* THE TASK
Copy each line below exactly and leave the pictures out.

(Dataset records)
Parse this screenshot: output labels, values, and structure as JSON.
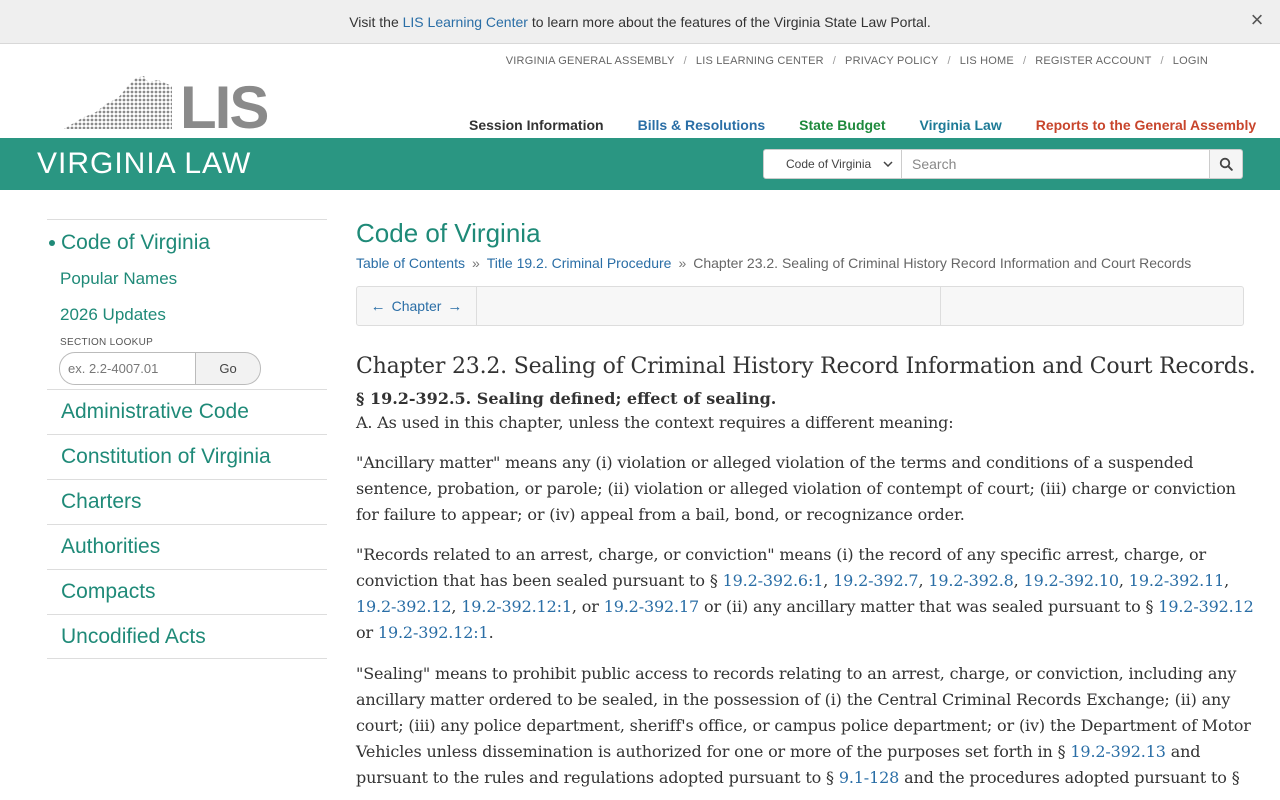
{
  "banner": {
    "prefix": "Visit the",
    "link": "LIS Learning Center",
    "suffix": "to learn more about the features of the Virginia State Law Portal.",
    "close": "×"
  },
  "header": {
    "logo_text": "LIS",
    "top_links": [
      "VIRGINIA GENERAL ASSEMBLY",
      "LIS LEARNING CENTER",
      "PRIVACY POLICY",
      "LIS HOME",
      "REGISTER ACCOUNT",
      "LOGIN"
    ],
    "top_sep": "/",
    "nav": [
      "Session Information",
      "Bills & Resolutions",
      "State Budget",
      "Virginia Law",
      "Reports to the General Assembly"
    ]
  },
  "band": {
    "title": "VIRGINIA LAW",
    "search_scope": "Code of Virginia",
    "search_placeholder": "Search"
  },
  "sidebar": {
    "current": "Code of Virginia",
    "sub_items": [
      "Popular Names",
      "2026 Updates"
    ],
    "lookup_label": "SECTION LOOKUP",
    "lookup_placeholder": "ex. 2.2-4007.01",
    "lookup_button": "Go",
    "items": [
      "Administrative Code",
      "Constitution of Virginia",
      "Charters",
      "Authorities",
      "Compacts",
      "Uncodified Acts"
    ]
  },
  "main": {
    "title": "Code of Virginia",
    "breadcrumb": [
      "Table of Contents",
      "Title 19.2. Criminal Procedure",
      "Chapter 23.2. Sealing of Criminal History Record Information and Court Records"
    ],
    "breadcrumb_sep": "»",
    "chapter_nav": {
      "prev": "←",
      "label": "Chapter",
      "next": "→"
    },
    "chapter_title": "Chapter 23.2. Sealing of Criminal History Record Information and Court Records.",
    "section_heading": "§ 19.2-392.5. Sealing defined; effect of sealing.",
    "p0": "A. As used in this chapter, unless the context requires a different meaning:",
    "p1": "\"Ancillary matter\" means any (i) violation or alleged violation of the terms and conditions of a suspended sentence, probation, or parole; (ii) violation or alleged violation of contempt of court; (iii) charge or conviction for failure to appear; or (iv) appeal from a bail, bond, or recognizance order.",
    "p2": {
      "t1": "\"Records related to an arrest, charge, or conviction\" means (i) the record of any specific arrest, charge, or conviction that has been sealed pursuant to § ",
      "l1": "19.2-392.6:1",
      "c1": ", ",
      "l2": "19.2-392.7",
      "c2": ", ",
      "l3": "19.2-392.8",
      "c3": ", ",
      "l4": "19.2-392.10",
      "c4": ", ",
      "l5": "19.2-392.11",
      "c5": ", ",
      "l6": "19.2-392.12",
      "c6": ", ",
      "l7": "19.2-392.12:1",
      "c7": ", or ",
      "l8": "19.2-392.17",
      "t2": " or (ii) any ancillary matter that was sealed pursuant to § ",
      "l9": "19.2-392.12",
      "t3": " or ",
      "l10": "19.2-392.12:1",
      "t4": "."
    },
    "p3": {
      "t1": "\"Sealing\" means to prohibit public access to records relating to an arrest, charge, or conviction, including any ancillary matter ordered to be sealed, in the possession of (i) the Central Criminal Records Exchange; (ii) any court; (iii) any police department, sheriff's office, or campus police department; or (iv) the Department of Motor Vehicles unless dissemination is authorized for one or more of the purposes set forth in § ",
      "l1": "19.2-392.13",
      "t2": " and pursuant to the rules and regulations adopted pursuant to § ",
      "l2": "9.1-128",
      "t3": " and the procedures adopted pursuant to §"
    }
  },
  "colors": {
    "teal": "#2a9682",
    "link": "#2a6ea6",
    "sidebar_link": "#1f8a78"
  }
}
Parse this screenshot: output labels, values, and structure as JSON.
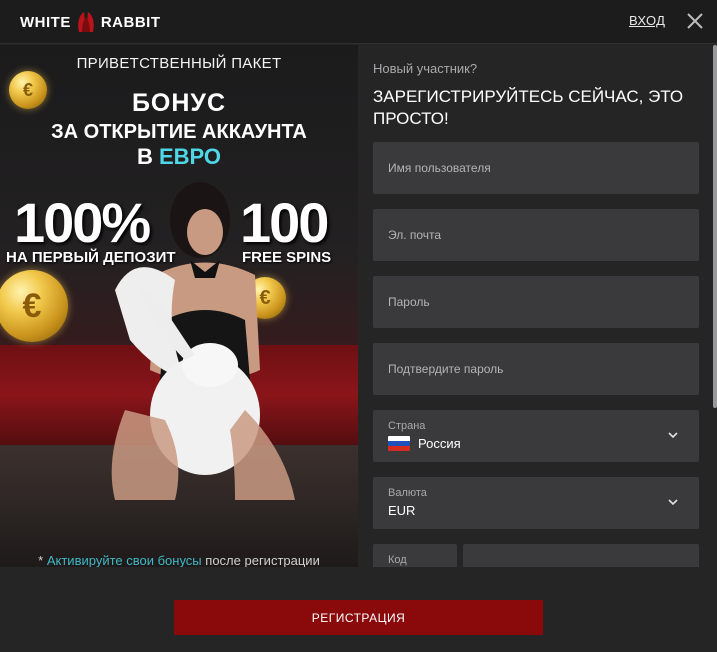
{
  "header": {
    "logo_left": "WHITE",
    "logo_right": "RABBIT",
    "login_label": "ВХОД"
  },
  "promo": {
    "title": "ПРИВЕТСТВЕННЫЙ ПАКЕТ",
    "bonus": "БОНУС",
    "account_line": "ЗА ОТКРЫТИЕ АККАУНТА",
    "currency_prefix": "В",
    "currency": "ЕВРО",
    "percent": "100%",
    "percent_sub": "НА ПЕРВЫЙ ДЕПОЗИТ",
    "spins": "100",
    "spins_sub": "FREE SPINS",
    "coin_symbol": "€",
    "footnote_prefix": "*",
    "footnote_link": "Активируйте свои бонусы",
    "footnote_rest": "после регистрации"
  },
  "form": {
    "subtitle": "Новый участник?",
    "heading": "ЗАРЕГИСТРИРУЙТЕСЬ СЕЙЧАС, ЭТО ПРОСТО!",
    "username_placeholder": "Имя пользователя",
    "email_placeholder": "Эл. почта",
    "password_placeholder": "Пароль",
    "confirm_placeholder": "Подтвердите пароль",
    "country_label": "Страна",
    "country_value": "Россия",
    "currency_label": "Валюта",
    "currency_value": "EUR",
    "code_label": "Код"
  },
  "footer": {
    "register_label": "РЕГИСТРАЦИЯ"
  },
  "colors": {
    "accent_red": "#8a0a0c",
    "accent_cyan": "#4fd7e8",
    "field_bg": "#3a3a3c"
  },
  "icons": [
    "rabbit-logo-icon",
    "close-icon",
    "coin-icon",
    "chevron-down-icon",
    "flag-russia-icon"
  ]
}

* OUTPUT OF THE EXERCISE
Parse this screenshot: output labels, values, and structure as JSON.
{
  "banner": {
    "prefix": "Visit the",
    "link": "LIS Learning Center",
    "suffix": "to learn more about the features of the Virginia State Law Portal.",
    "close": "×"
  },
  "header": {
    "logo_text": "LIS",
    "top_links": [
      "VIRGINIA GENERAL ASSEMBLY",
      "LIS LEARNING CENTER",
      "PRIVACY POLICY",
      "LIS HOME",
      "REGISTER ACCOUNT",
      "LOGIN"
    ],
    "top_sep": "/",
    "nav": [
      "Session Information",
      "Bills & Resolutions",
      "State Budget",
      "Virginia Law",
      "Reports to the General Assembly"
    ]
  },
  "band": {
    "title": "VIRGINIA LAW",
    "search_scope": "Code of Virginia",
    "search_placeholder": "Search"
  },
  "sidebar": {
    "current": "Code of Virginia",
    "sub_items": [
      "Popular Names",
      "2026 Updates"
    ],
    "lookup_label": "SECTION LOOKUP",
    "lookup_placeholder": "ex. 2.2-4007.01",
    "lookup_button": "Go",
    "items": [
      "Administrative Code",
      "Constitution of Virginia",
      "Charters",
      "Authorities",
      "Compacts",
      "Uncodified Acts"
    ]
  },
  "main": {
    "title": "Code of Virginia",
    "breadcrumb": [
      "Table of Contents",
      "Title 19.2. Criminal Procedure",
      "Chapter 23.2. Sealing of Criminal History Record Information and Court Records"
    ],
    "breadcrumb_sep": "»",
    "chapter_nav": {
      "prev": "←",
      "label": "Chapter",
      "next": "→"
    },
    "chapter_title": "Chapter 23.2. Sealing of Criminal History Record Information and Court Records.",
    "section_heading": "§ 19.2-392.5. Sealing defined; effect of sealing.",
    "p0": "A. As used in this chapter, unless the context requires a different meaning:",
    "p1": "\"Ancillary matter\" means any (i) violation or alleged violation of the terms and conditions of a suspended sentence, probation, or parole; (ii) violation or alleged violation of contempt of court; (iii) charge or conviction for failure to appear; or (iv) appeal from a bail, bond, or recognizance order.",
    "p2": {
      "t1": "\"Records related to an arrest, charge, or conviction\" means (i) the record of any specific arrest, charge, or conviction that has been sealed pursuant to § ",
      "l1": "19.2-392.6:1",
      "c1": ", ",
      "l2": "19.2-392.7",
      "c2": ", ",
      "l3": "19.2-392.8",
      "c3": ", ",
      "l4": "19.2-392.10",
      "c4": ", ",
      "l5": "19.2-392.11",
      "c5": ", ",
      "l6": "19.2-392.12",
      "c6": ", ",
      "l7": "19.2-392.12:1",
      "c7": ", or ",
      "l8": "19.2-392.17",
      "t2": " or (ii) any ancillary matter that was sealed pursuant to § ",
      "l9": "19.2-392.12",
      "t3": " or ",
      "l10": "19.2-392.12:1",
      "t4": "."
    },
    "p3": {
      "t1": "\"Sealing\" means to prohibit public access to records relating to an arrest, charge, or conviction, including any ancillary matter ordered to be sealed, in the possession of (i) the Central Criminal Records Exchange; (ii) any court; (iii) any police department, sheriff's office, or campus police department; or (iv) the Department of Motor Vehicles unless dissemination is authorized for one or more of the purposes set forth in § ",
      "l1": "19.2-392.13",
      "t2": " and pursuant to the rules and regulations adopted pursuant to § ",
      "l2": "9.1-128",
      "t3": " and the procedures adopted pursuant to §"
    }
  },
  "colors": {
    "teal": "#2a9682",
    "link": "#2a6ea6",
    "sidebar_link": "#1f8a78"
  }
}
Parse this screenshot: output labels, values, and structure as JSON.
{
  "header": {
    "logo_left": "WHITE",
    "logo_right": "RABBIT",
    "login_label": "ВХОД"
  },
  "promo": {
    "title": "ПРИВЕТСТВЕННЫЙ ПАКЕТ",
    "bonus": "БОНУС",
    "account_line": "ЗА ОТКРЫТИЕ АККАУНТА",
    "currency_prefix": "В",
    "currency": "ЕВРО",
    "percent": "100%",
    "percent_sub": "НА ПЕРВЫЙ ДЕПОЗИТ",
    "spins": "100",
    "spins_sub": "FREE SPINS",
    "coin_symbol": "€",
    "footnote_prefix": "*",
    "footnote_link": "Активируйте свои бонусы",
    "footnote_rest": "после регистрации"
  },
  "form": {
    "subtitle": "Новый участник?",
    "heading": "ЗАРЕГИСТРИРУЙТЕСЬ СЕЙЧАС, ЭТО ПРОСТО!",
    "username_placeholder": "Имя пользователя",
    "email_placeholder": "Эл. почта",
    "password_placeholder": "Пароль",
    "confirm_placeholder": "Подтвердите пароль",
    "country_label": "Страна",
    "country_value": "Россия",
    "currency_label": "Валюта",
    "currency_value": "EUR",
    "code_label": "Код"
  },
  "footer": {
    "register_label": "РЕГИСТРАЦИЯ"
  },
  "colors": {
    "accent_red": "#8a0a0c",
    "accent_cyan": "#4fd7e8",
    "field_bg": "#3a3a3c"
  },
  "icons": [
    "rabbit-logo-icon",
    "close-icon",
    "coin-icon",
    "chevron-down-icon",
    "flag-russia-icon"
  ]
}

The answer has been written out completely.